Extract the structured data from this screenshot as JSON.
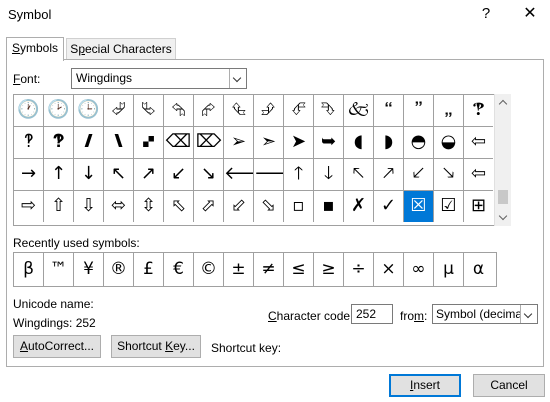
{
  "window": {
    "title": "Symbol",
    "help_glyph": "?",
    "close_glyph": "✕"
  },
  "tabs": [
    {
      "label_u": "S",
      "label_rest": "ymbols",
      "active": true
    },
    {
      "label_pre": "S",
      "label_u": "p",
      "label_rest": "ecial Characters",
      "active": false
    }
  ],
  "font": {
    "label_u": "F",
    "label_rest": "ont:",
    "value": "Wingdings"
  },
  "symbol_grid": {
    "columns": 16,
    "selected_index": 61,
    "rows": [
      [
        "🕐",
        "🕑",
        "🕒",
        "⮰",
        "⮱",
        "⮲",
        "⮳",
        "⮴",
        "⮵",
        "⮶",
        "⮷",
        "🙵",
        "🙶",
        "🙷",
        "🙸",
        "🙹"
      ],
      [
        "🙺",
        "🙻",
        "🙼",
        "🙽",
        "🙾",
        "⌫",
        "⌦",
        "➢",
        "➣",
        "➤",
        "➥",
        "◖",
        "◗",
        "◓",
        "◒",
        "⇦"
      ],
      [
        "→",
        "↑",
        "↓",
        "↖",
        "↗",
        "↙",
        "↘",
        "🡐",
        "🡒",
        "🡑",
        "🡓",
        "🡔",
        "🡕",
        "🡗",
        "🡖",
        "⇦"
      ],
      [
        "⇨",
        "⇧",
        "⇩",
        "⬄",
        "⇳",
        "⬁",
        "⬀",
        "⬃",
        "⬂",
        "▫",
        "▪",
        "✗",
        "✓",
        "☒",
        "☑",
        "⊞"
      ]
    ]
  },
  "recent": {
    "label": "Recently used symbols:",
    "symbols": [
      "β",
      "™",
      "¥",
      "®",
      "£",
      "€",
      "©",
      "±",
      "≠",
      "≤",
      "≥",
      "÷",
      "×",
      "∞",
      "µ",
      "α"
    ]
  },
  "unicode": {
    "name_label": "Unicode name:",
    "name_value": "Wingdings: 252"
  },
  "character_code": {
    "label_u": "C",
    "label_rest": "haracter code:",
    "value": "252"
  },
  "from": {
    "label_pre": "fro",
    "label_u": "m",
    "label_rest": ":",
    "value": "Symbol (decimal)"
  },
  "buttons": {
    "autocorrect_u": "A",
    "autocorrect_rest": "utoCorrect...",
    "shortcut_pre": "Shortcut ",
    "shortcut_u": "K",
    "shortcut_rest": "ey...",
    "insert_u": "I",
    "insert_rest": "nsert",
    "cancel": "Cancel"
  },
  "shortcut_key_label": "Shortcut key:"
}
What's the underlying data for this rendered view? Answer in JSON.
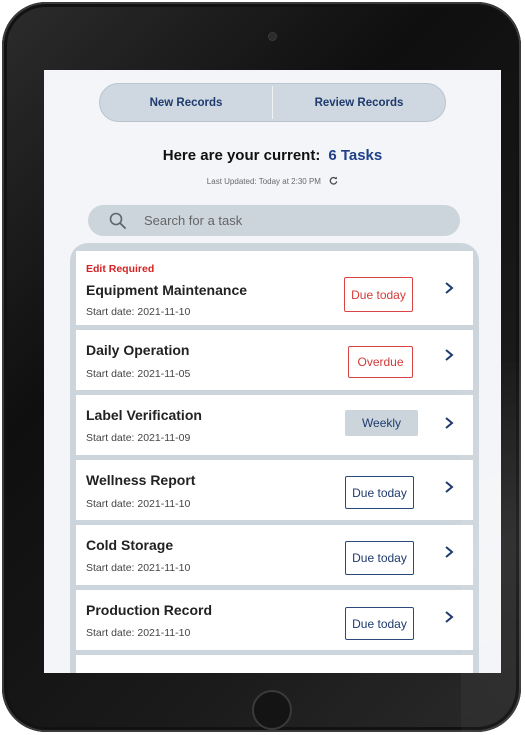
{
  "nav": {
    "new_records": "New Records",
    "review_records": "Review Records"
  },
  "summary": {
    "headline": "Here are your current:",
    "count": "6 Tasks",
    "last_updated": "Last Updated: Today at 2:30 PM",
    "refresh_icon": "refresh-icon"
  },
  "search": {
    "placeholder": "Search for a task",
    "icon": "search-icon"
  },
  "tasks": [
    {
      "flag": "Edit Required",
      "title": "Equipment Maintenance",
      "date": "Start date: 2021-11-10",
      "status": "Due today",
      "status_color": "#d94444"
    },
    {
      "title": "Daily Operation",
      "date": "Start date: 2021-11-05",
      "status": "Overdue",
      "status_color": "#d94444"
    },
    {
      "title": "Label Verification",
      "date": "Start date: 2021-11-09",
      "status": "Weekly",
      "status_color": "#cdd5dc"
    },
    {
      "title": "Wellness Report",
      "date": "Start date: 2021-11-10",
      "status": "Due today",
      "status_color": "#2a4a7c"
    },
    {
      "title": "Cold Storage",
      "date": "Start date: 2021-11-10",
      "status": "Due today",
      "status_color": "#2a4a7c"
    },
    {
      "title": "Production Record",
      "date": "Start date: 2021-11-10",
      "status": "Due today",
      "status_color": "#2a4a7c"
    }
  ],
  "colors": {
    "accent": "#1f3f8a",
    "alert": "#d42222",
    "panel": "#cdd5dc"
  }
}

================

Where a line of the entries contains the word "from", copy that line.

SOLUTION TO THIS PROBLEM -
Extract the structured data from this screenshot as JSON.
  "from": {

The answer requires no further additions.